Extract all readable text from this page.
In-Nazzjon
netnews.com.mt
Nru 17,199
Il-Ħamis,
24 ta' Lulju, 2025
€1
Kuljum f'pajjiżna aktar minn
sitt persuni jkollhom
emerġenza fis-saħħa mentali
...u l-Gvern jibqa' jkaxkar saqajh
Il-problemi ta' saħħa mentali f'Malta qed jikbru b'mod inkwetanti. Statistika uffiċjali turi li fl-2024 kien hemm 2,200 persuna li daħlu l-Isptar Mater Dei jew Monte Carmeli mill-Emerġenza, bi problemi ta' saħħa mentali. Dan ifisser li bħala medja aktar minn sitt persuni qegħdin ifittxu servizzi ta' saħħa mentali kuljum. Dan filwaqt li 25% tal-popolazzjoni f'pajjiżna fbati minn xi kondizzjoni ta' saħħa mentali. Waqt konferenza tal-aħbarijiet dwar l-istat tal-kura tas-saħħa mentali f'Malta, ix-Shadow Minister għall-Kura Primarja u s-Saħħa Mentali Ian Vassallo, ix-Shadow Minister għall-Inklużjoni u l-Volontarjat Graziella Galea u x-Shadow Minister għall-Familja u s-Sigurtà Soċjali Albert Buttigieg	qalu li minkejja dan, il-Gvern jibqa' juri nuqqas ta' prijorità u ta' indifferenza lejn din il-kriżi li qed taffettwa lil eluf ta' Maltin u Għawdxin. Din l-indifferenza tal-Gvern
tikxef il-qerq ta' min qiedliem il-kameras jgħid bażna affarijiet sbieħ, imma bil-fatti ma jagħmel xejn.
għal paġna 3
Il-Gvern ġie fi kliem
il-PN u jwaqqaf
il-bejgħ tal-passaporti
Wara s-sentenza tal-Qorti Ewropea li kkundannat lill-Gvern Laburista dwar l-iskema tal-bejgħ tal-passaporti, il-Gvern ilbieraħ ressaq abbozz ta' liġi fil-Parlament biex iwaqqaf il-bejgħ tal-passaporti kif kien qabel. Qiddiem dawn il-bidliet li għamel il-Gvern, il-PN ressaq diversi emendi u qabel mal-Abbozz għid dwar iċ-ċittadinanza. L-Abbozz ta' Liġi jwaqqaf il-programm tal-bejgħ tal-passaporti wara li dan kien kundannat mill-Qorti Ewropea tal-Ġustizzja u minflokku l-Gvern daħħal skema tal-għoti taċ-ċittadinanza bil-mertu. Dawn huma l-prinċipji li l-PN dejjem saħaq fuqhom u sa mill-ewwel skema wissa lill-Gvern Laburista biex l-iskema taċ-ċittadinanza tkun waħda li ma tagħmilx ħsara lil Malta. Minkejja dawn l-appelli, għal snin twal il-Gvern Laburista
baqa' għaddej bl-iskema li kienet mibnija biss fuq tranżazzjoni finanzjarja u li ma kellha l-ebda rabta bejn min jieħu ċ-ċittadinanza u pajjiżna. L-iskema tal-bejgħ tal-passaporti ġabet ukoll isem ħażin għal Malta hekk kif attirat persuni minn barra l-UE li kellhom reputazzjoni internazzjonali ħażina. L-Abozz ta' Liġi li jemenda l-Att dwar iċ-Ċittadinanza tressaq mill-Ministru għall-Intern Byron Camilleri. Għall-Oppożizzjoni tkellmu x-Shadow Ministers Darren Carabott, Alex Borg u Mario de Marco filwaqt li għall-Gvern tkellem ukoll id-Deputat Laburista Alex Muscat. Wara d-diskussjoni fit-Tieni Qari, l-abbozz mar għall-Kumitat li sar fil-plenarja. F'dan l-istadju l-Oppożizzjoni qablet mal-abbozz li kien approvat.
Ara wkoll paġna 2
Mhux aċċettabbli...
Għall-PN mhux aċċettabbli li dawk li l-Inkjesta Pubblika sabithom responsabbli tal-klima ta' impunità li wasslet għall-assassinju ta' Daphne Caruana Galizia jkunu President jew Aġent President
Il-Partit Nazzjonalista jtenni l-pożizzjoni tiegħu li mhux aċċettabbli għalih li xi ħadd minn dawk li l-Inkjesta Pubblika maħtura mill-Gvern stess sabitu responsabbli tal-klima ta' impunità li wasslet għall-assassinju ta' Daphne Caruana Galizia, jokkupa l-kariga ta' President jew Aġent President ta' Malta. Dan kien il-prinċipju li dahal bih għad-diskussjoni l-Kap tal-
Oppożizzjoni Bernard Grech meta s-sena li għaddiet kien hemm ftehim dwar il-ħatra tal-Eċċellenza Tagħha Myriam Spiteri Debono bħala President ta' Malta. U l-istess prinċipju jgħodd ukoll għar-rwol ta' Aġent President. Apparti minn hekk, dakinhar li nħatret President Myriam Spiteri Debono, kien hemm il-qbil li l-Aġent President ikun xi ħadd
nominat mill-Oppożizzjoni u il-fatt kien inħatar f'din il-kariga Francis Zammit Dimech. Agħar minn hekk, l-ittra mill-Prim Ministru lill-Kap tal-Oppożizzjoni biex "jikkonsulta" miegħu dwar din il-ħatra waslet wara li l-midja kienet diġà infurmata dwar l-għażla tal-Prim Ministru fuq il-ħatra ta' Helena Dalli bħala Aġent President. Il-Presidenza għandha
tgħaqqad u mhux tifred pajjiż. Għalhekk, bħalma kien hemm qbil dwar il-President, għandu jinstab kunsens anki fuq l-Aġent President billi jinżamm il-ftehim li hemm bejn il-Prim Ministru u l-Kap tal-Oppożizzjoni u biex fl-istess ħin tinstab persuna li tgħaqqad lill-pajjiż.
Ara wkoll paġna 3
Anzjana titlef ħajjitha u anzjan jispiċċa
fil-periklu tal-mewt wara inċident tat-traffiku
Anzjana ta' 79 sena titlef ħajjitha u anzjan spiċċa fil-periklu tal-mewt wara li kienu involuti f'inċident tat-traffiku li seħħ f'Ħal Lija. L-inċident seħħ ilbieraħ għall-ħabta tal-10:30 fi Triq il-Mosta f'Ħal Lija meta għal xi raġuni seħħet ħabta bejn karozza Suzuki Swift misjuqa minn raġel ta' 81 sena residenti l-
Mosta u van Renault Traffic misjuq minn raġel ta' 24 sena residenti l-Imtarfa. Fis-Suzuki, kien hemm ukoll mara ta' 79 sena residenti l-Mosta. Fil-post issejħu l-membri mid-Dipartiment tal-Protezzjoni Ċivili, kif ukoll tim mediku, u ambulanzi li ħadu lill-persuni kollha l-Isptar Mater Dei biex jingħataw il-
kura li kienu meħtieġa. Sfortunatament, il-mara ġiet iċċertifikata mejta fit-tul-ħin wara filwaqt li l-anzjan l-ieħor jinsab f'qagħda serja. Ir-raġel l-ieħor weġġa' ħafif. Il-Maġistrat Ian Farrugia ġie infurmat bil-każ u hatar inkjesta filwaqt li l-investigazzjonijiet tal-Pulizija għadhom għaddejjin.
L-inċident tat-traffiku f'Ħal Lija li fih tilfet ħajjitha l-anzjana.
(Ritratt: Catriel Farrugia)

++++++++++++++++++++

What needs to be done: Reproduce the material above exactly; please quote every line of it.

Written response:
Extract all readable text from this page.
In-Nazzjon
netnews.com.mt
Nru 17,199
Il-Ħamis,
24 ta' Lulju, 2025
€1
Kuljum f'pajjiżna aktar minn
sitt persuni jkollhom
emerġenza fis-saħħa mentali
...u l-Gvern jibqa' jkaxkar saqajh
Il-problemi ta' saħħa mentali f'Malta qed jikbru b'mod inkwetanti. Statistika uffiċjali turi li fl-2024 kien hemm 2,200 persuna li daħlu l-Isptar Mater Dei jew Monte Carmeli mill-Emerġenza, bi problemi ta' saħħa mentali. Dan ifisser li bħala medja aktar minn sitt persuni qegħdin ifittxu servizzi ta' saħħa mentali kuljum. Dan filwaqt li 25% tal-popolazzjoni f'pajjiżna fbati minn xi kondizzjoni ta' saħħa mentali. Waqt konferenza tal-aħbarijiet dwar l-istat tal-kura tas-saħħa mentali f'Malta, ix-Shadow Minister għall-Kura Primarja u s-Saħħa Mentali Ian Vassallo, ix-Shadow Minister għall-Inklużjoni u l-Volontarjat Graziella Galea u x-Shadow Minister għall-Familja u s-Sigurtà Soċjali Albert Buttigieg	qalu li minkejja dan, il-Gvern jibqa' juri nuqqas ta' prijorità u ta' indifferenza lejn din il-kriżi li qed taffettwa lil eluf ta' Maltin u Għawdxin. Din l-indifferenza tal-Gvern
tikxef il-qerq ta' min qiedliem il-kameras jgħid bażna affarijiet sbieħ, imma bil-fatti ma jagħmel xejn.
għal paġna 3
Il-Gvern ġie fi kliem
il-PN u jwaqqaf
il-bejgħ tal-passaporti
Wara s-sentenza tal-Qorti Ewropea li kkundannat lill-Gvern Laburista dwar l-iskema tal-bejgħ tal-passaporti, il-Gvern ilbieraħ ressaq abbozz ta' liġi fil-Parlament biex iwaqqaf il-bejgħ tal-passaporti kif kien qabel. Qiddiem dawn il-bidliet li għamel il-Gvern, il-PN ressaq diversi emendi u qabel mal-Abbozz għid dwar iċ-ċittadinanza. L-Abbozz ta' Liġi jwaqqaf il-programm tal-bejgħ tal-passaporti wara li dan kien kundannat mill-Qorti Ewropea tal-Ġustizzja u minflokku l-Gvern daħħal skema tal-għoti taċ-ċittadinanza bil-mertu. Dawn huma l-prinċipji li l-PN dejjem saħaq fuqhom u sa mill-ewwel skema wissa lill-Gvern Laburista biex l-iskema taċ-ċittadinanza tkun waħda li ma tagħmilx ħsara lil Malta. Minkejja dawn l-appelli, għal snin twal il-Gvern Laburista
baqa' għaddej bl-iskema li kienet mibnija biss fuq tranżazzjoni finanzjarja u li ma kellha l-ebda rabta bejn min jieħu ċ-ċittadinanza u pajjiżna. L-iskema tal-bejgħ tal-passaporti ġabet ukoll isem ħażin għal Malta hekk kif attirat persuni minn barra l-UE li kellhom reputazzjoni internazzjonali ħażina. L-Abozz ta' Liġi li jemenda l-Att dwar iċ-Ċittadinanza tressaq mill-Ministru għall-Intern Byron Camilleri. Għall-Oppożizzjoni tkellmu x-Shadow Ministers Darren Carabott, Alex Borg u Mario de Marco filwaqt li għall-Gvern tkellem ukoll id-Deputat Laburista Alex Muscat. Wara d-diskussjoni fit-Tieni Qari, l-abbozz mar għall-Kumitat li sar fil-plenarja. F'dan l-istadju l-Oppożizzjoni qablet mal-abbozz li kien approvat.
Ara wkoll paġna 2
Mhux aċċettabbli...
Għall-PN mhux aċċettabbli li dawk li l-Inkjesta Pubblika sabithom responsabbli tal-klima ta' impunità li wasslet għall-assassinju ta' Daphne Caruana Galizia jkunu President jew Aġent President
Il-Partit Nazzjonalista jtenni l-pożizzjoni tiegħu li mhux aċċettabbli għalih li xi ħadd minn dawk li l-Inkjesta Pubblika maħtura mill-Gvern stess sabitu responsabbli tal-klima ta' impunità li wasslet għall-assassinju ta' Daphne Caruana Galizia, jokkupa l-kariga ta' President jew Aġent President ta' Malta. Dan kien il-prinċipju li dahal bih għad-diskussjoni l-Kap tal-
Oppożizzjoni Bernard Grech meta s-sena li għaddiet kien hemm ftehim dwar il-ħatra tal-Eċċellenza Tagħha Myriam Spiteri Debono bħala President ta' Malta. U l-istess prinċipju jgħodd ukoll għar-rwol ta' Aġent President. Apparti minn hekk, dakinhar li nħatret President Myriam Spiteri Debono, kien hemm il-qbil li l-Aġent President ikun xi ħadd
nominat mill-Oppożizzjoni u il-fatt kien inħatar f'din il-kariga Francis Zammit Dimech. Agħar minn hekk, l-ittra mill-Prim Ministru lill-Kap tal-Oppożizzjoni biex "jikkonsulta" miegħu dwar din il-ħatra waslet wara li l-midja kienet diġà infurmata dwar l-għażla tal-Prim Ministru fuq il-ħatra ta' Helena Dalli bħala Aġent President. Il-Presidenza għandha
tgħaqqad u mhux tifred pajjiż. Għalhekk, bħalma kien hemm qbil dwar il-President, għandu jinstab kunsens anki fuq l-Aġent President billi jinżamm il-ftehim li hemm bejn il-Prim Ministru u l-Kap tal-Oppożizzjoni u biex fl-istess ħin tinstab persuna li tgħaqqad lill-pajjiż.
Ara wkoll paġna 3
Anzjana titlef ħajjitha u anzjan jispiċċa
fil-periklu tal-mewt wara inċident tat-traffiku
Anzjana ta' 79 sena titlef ħajjitha u anzjan spiċċa fil-periklu tal-mewt wara li kienu involuti f'inċident tat-traffiku li seħħ f'Ħal Lija. L-inċident seħħ ilbieraħ għall-ħabta tal-10:30 fi Triq il-Mosta f'Ħal Lija meta għal xi raġuni seħħet ħabta bejn karozza Suzuki Swift misjuqa minn raġel ta' 81 sena residenti l-
Mosta u van Renault Traffic misjuq minn raġel ta' 24 sena residenti l-Imtarfa. Fis-Suzuki, kien hemm ukoll mara ta' 79 sena residenti l-Mosta. Fil-post issejħu l-membri mid-Dipartiment tal-Protezzjoni Ċivili, kif ukoll tim mediku, u ambulanzi li ħadu lill-persuni kollha l-Isptar Mater Dei biex jingħataw il-
kura li kienu meħtieġa. Sfortunatament, il-mara ġiet iċċertifikata mejta fit-tul-ħin wara filwaqt li l-anzjan l-ieħor jinsab f'qagħda serja. Ir-raġel l-ieħor weġġa' ħafif. Il-Maġistrat Ian Farrugia ġie infurmat bil-każ u hatar inkjesta filwaqt li l-investigazzjonijiet tal-Pulizija għadhom għaddejjin.
L-inċident tat-traffiku f'Ħal Lija li fih tilfet ħajjitha l-anzjana.
(Ritratt: Catriel Farrugia)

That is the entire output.